▶ **To be done**
Retype the whole listing, please, keeping every line exact and dropping the pictures.

Saved entries
══════════

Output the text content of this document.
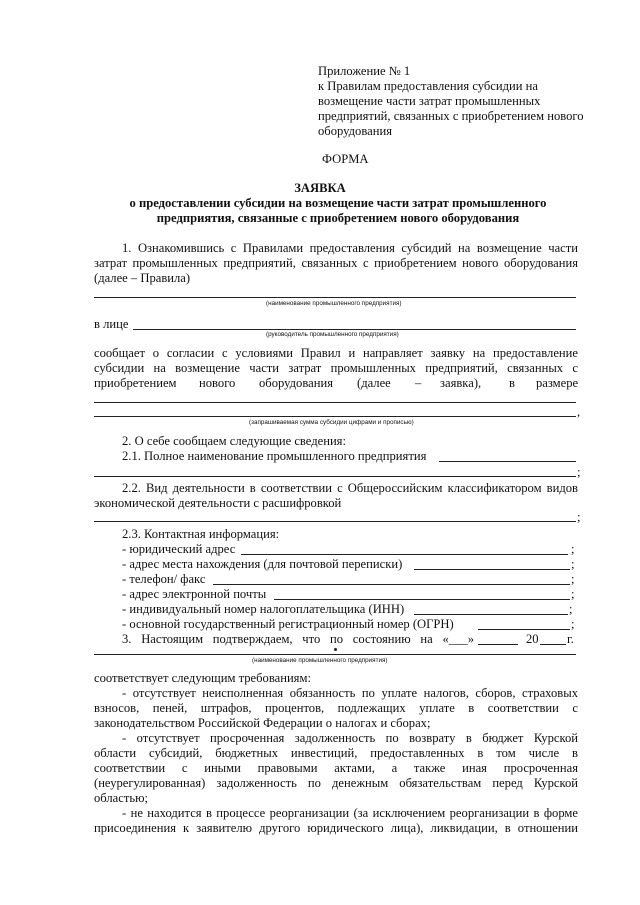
Приложение № 1
к Правилам предоставления субсидии на
возмещение части затрат промышленных
предприятий, связанных с приобретением нового
оборудования
ФОРМА
ЗАЯВКА
о предоставлении субсидии на возмещение части затрат промышленного
предприятия, связанные с приобретением нового оборудования
1. Ознакомившись с Правилами предоставления субсидий на возмещение части
затрат промышленных предприятий, связанных с приобретением нового оборудования
(далее – Правила)
(наименование промышленного предприятия)
в лице
(руководитель промышленного предприятия)
сообщает о согласии с условиями Правил и направляет заявку на предоставление
субсидии на возмещение части затрат промышленных предприятий, связанных с
приобретением нового оборудования (далее – заявка), в размере
,
(запрашиваемая сумма субсидии цифрами и прописью)
2. О себе сообщаем следующие сведения:
2.1. Полное наименование промышленного предприятия
;
2.2. Вид деятельности в соответствии с Общероссийским классификатором видов
экономической деятельности с расшифровкой
;
2.3. Контактная информация:
- юридический адрес	;
- адрес места нахождения (для почтовой переписки)	;
- телефон/ факс	;
- адрес электронной почты	;
- индивидуальный номер налогоплательщика (ИНН)	;
- основной государственный регистрационный номер (ОГРН)	;
3. Настоящим подтверждаем, что по состоянию на «___»	20 г.
(наименование промышленного предприятия)
соответствует следующим требованиям:
- отсутствует неисполненная обязанность по уплате налогов, сборов, страховых
взносов, пеней, штрафов, процентов, подлежащих уплате в соответствии с
законодательством Российской Федерации о налогах и сборах;
- отсутствует просроченная задолженность по возврату в бюджет Курской
области субсидий, бюджетных инвестиций, предоставленных в том числе в
соответствии с иными правовыми актами, а также иная просроченная
(неурегулированная) задолженность по денежным обязательствам перед Курской
областью;
- не находится в процессе реорганизации (за исключением реорганизации в форме
присоединения к заявителю другого юридического лица), ликвидации, в отношении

══════════

▶ **Correct result**
Output the text content of this document.
Приложение № 1
к Правилам предоставления субсидии на
возмещение части затрат промышленных
предприятий, связанных с приобретением нового
оборудования
ФОРМА
ЗАЯВКА
о предоставлении субсидии на возмещение части затрат промышленного
предприятия, связанные с приобретением нового оборудования
1. Ознакомившись с Правилами предоставления субсидий на возмещение части
затрат промышленных предприятий, связанных с приобретением нового оборудования
(далее – Правила)
(наименование промышленного предприятия)
в лице
(руководитель промышленного предприятия)
сообщает о согласии с условиями Правил и направляет заявку на предоставление
субсидии на возмещение части затрат промышленных предприятий, связанных с
приобретением нового оборудования (далее – заявка), в размере
,
(запрашиваемая сумма субсидии цифрами и прописью)
2. О себе сообщаем следующие сведения:
2.1. Полное наименование промышленного предприятия
;
2.2. Вид деятельности в соответствии с Общероссийским классификатором видов
экономической деятельности с расшифровкой
;
2.3. Контактная информация:
- юридический адрес	;
- адрес места нахождения (для почтовой переписки)	;
- телефон/ факс	;
- адрес электронной почты	;
- индивидуальный номер налогоплательщика (ИНН)	;
- основной государственный регистрационный номер (ОГРН)	;
3. Настоящим подтверждаем, что по состоянию на «___»	20 г.
(наименование промышленного предприятия)
соответствует следующим требованиям:
- отсутствует неисполненная обязанность по уплате налогов, сборов, страховых
взносов, пеней, штрафов, процентов, подлежащих уплате в соответствии с
законодательством Российской Федерации о налогах и сборах;
- отсутствует просроченная задолженность по возврату в бюджет Курской
области субсидий, бюджетных инвестиций, предоставленных в том числе в
соответствии с иными правовыми актами, а также иная просроченная
(неурегулированная) задолженность по денежным обязательствам перед Курской
областью;
- не находится в процессе реорганизации (за исключением реорганизации в форме
присоединения к заявителю другого юридического лица), ликвидации, в отношении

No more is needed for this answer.